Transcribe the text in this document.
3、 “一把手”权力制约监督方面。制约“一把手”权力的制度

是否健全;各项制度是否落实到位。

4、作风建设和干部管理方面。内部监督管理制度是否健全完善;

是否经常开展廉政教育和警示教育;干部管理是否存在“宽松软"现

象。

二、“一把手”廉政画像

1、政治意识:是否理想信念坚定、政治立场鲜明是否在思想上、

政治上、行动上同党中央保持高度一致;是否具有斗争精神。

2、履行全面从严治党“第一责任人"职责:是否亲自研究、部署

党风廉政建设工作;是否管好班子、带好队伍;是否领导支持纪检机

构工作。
==================================================
What you will do: Repeat back the data above, exact to the last character.

Output for this task:
Transcribe the text in this document.
3、 “一把手”权力制约监督方面。制约“一把手”权力的制度

是否健全;各项制度是否落实到位。

4、作风建设和干部管理方面。内部监督管理制度是否健全完善;

是否经常开展廉政教育和警示教育;干部管理是否存在“宽松软"现

象。

二、“一把手”廉政画像

1、政治意识:是否理想信念坚定、政治立场鲜明是否在思想上、

政治上、行动上同党中央保持高度一致;是否具有斗争精神。

2、履行全面从严治党“第一责任人"职责:是否亲自研究、部署

党风廉政建设工作;是否管好班子、带好队伍;是否领导支持纪检机

构工作。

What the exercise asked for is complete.